Write the listing below out again exactly, dropping the images.

───── Available data ─────

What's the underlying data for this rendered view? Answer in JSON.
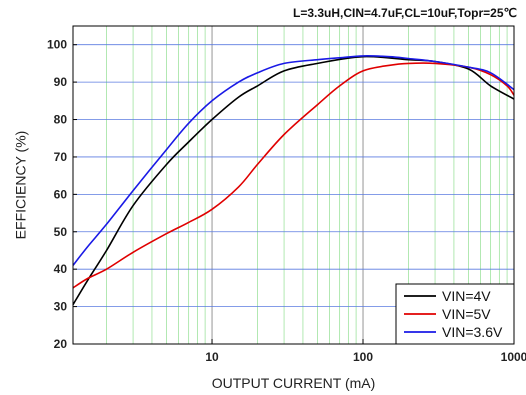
{
  "chart_data": {
    "type": "line",
    "title": "L=3.3uH,CIN=4.7uF,CL=10uF,Topr=25℃",
    "xlabel": "OUTPUT CURRENT (mA)",
    "ylabel": "EFFICIENCY (%)",
    "xscale": "log",
    "xlim": [
      1.2,
      1000
    ],
    "ylim": [
      20,
      105
    ],
    "x_ticks": [
      10,
      100,
      1000
    ],
    "x_tick_labels": [
      "10",
      "100",
      "1000"
    ],
    "y_ticks": [
      20,
      30,
      40,
      50,
      60,
      70,
      80,
      90,
      100
    ],
    "y_tick_labels": [
      "20",
      "30",
      "40",
      "50",
      "60",
      "70",
      "80",
      "90",
      "100"
    ],
    "grid": true,
    "legend_position": "bottom-right",
    "series": [
      {
        "name": "VIN=4V",
        "color": "#000000",
        "x": [
          1.2,
          1.5,
          2,
          3,
          5,
          7,
          10,
          15,
          20,
          30,
          50,
          100,
          200,
          300,
          500,
          700,
          1000
        ],
        "y": [
          30.5,
          37,
          45,
          57,
          68,
          74,
          80,
          86,
          89,
          93,
          95,
          96.8,
          96,
          95.5,
          93.5,
          89,
          85.5
        ]
      },
      {
        "name": "VIN=5V",
        "color": "#e00000",
        "x": [
          1.2,
          1.5,
          2,
          3,
          5,
          7,
          10,
          15,
          20,
          30,
          50,
          70,
          100,
          150,
          200,
          300,
          500,
          700,
          900,
          1000
        ],
        "y": [
          35,
          37.5,
          40,
          44.5,
          49.5,
          52.5,
          56,
          62,
          68,
          76,
          84,
          89,
          93,
          94.5,
          95,
          95,
          94,
          92,
          89,
          86.5
        ]
      },
      {
        "name": "VIN=3.6V",
        "color": "#1a1ae6",
        "x": [
          1.2,
          1.5,
          2,
          3,
          5,
          7,
          10,
          15,
          20,
          30,
          50,
          70,
          100,
          150,
          200,
          300,
          500,
          700,
          1000
        ],
        "y": [
          41,
          46,
          52,
          61,
          72,
          79,
          85,
          90,
          92.5,
          95,
          96,
          96.5,
          97,
          96.8,
          96.3,
          95.5,
          94,
          92.5,
          88
        ]
      }
    ]
  }
}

─────

Solution to the problem.
What's the underlying data for this rendered view? Answer in JSON.
{
  "chart_data": {
    "type": "line",
    "title": "L=3.3uH,CIN=4.7uF,CL=10uF,Topr=25℃",
    "xlabel": "OUTPUT CURRENT (mA)",
    "ylabel": "EFFICIENCY (%)",
    "xscale": "log",
    "xlim": [
      1.2,
      1000
    ],
    "ylim": [
      20,
      105
    ],
    "x_ticks": [
      10,
      100,
      1000
    ],
    "x_tick_labels": [
      "10",
      "100",
      "1000"
    ],
    "y_ticks": [
      20,
      30,
      40,
      50,
      60,
      70,
      80,
      90,
      100
    ],
    "y_tick_labels": [
      "20",
      "30",
      "40",
      "50",
      "60",
      "70",
      "80",
      "90",
      "100"
    ],
    "grid": true,
    "legend_position": "bottom-right",
    "series": [
      {
        "name": "VIN=4V",
        "color": "#000000",
        "x": [
          1.2,
          1.5,
          2,
          3,
          5,
          7,
          10,
          15,
          20,
          30,
          50,
          100,
          200,
          300,
          500,
          700,
          1000
        ],
        "y": [
          30.5,
          37,
          45,
          57,
          68,
          74,
          80,
          86,
          89,
          93,
          95,
          96.8,
          96,
          95.5,
          93.5,
          89,
          85.5
        ]
      },
      {
        "name": "VIN=5V",
        "color": "#e00000",
        "x": [
          1.2,
          1.5,
          2,
          3,
          5,
          7,
          10,
          15,
          20,
          30,
          50,
          70,
          100,
          150,
          200,
          300,
          500,
          700,
          900,
          1000
        ],
        "y": [
          35,
          37.5,
          40,
          44.5,
          49.5,
          52.5,
          56,
          62,
          68,
          76,
          84,
          89,
          93,
          94.5,
          95,
          95,
          94,
          92,
          89,
          86.5
        ]
      },
      {
        "name": "VIN=3.6V",
        "color": "#1a1ae6",
        "x": [
          1.2,
          1.5,
          2,
          3,
          5,
          7,
          10,
          15,
          20,
          30,
          50,
          70,
          100,
          150,
          200,
          300,
          500,
          700,
          1000
        ],
        "y": [
          41,
          46,
          52,
          61,
          72,
          79,
          85,
          90,
          92.5,
          95,
          96,
          96.5,
          97,
          96.8,
          96.3,
          95.5,
          94,
          92.5,
          88
        ]
      }
    ]
  }
}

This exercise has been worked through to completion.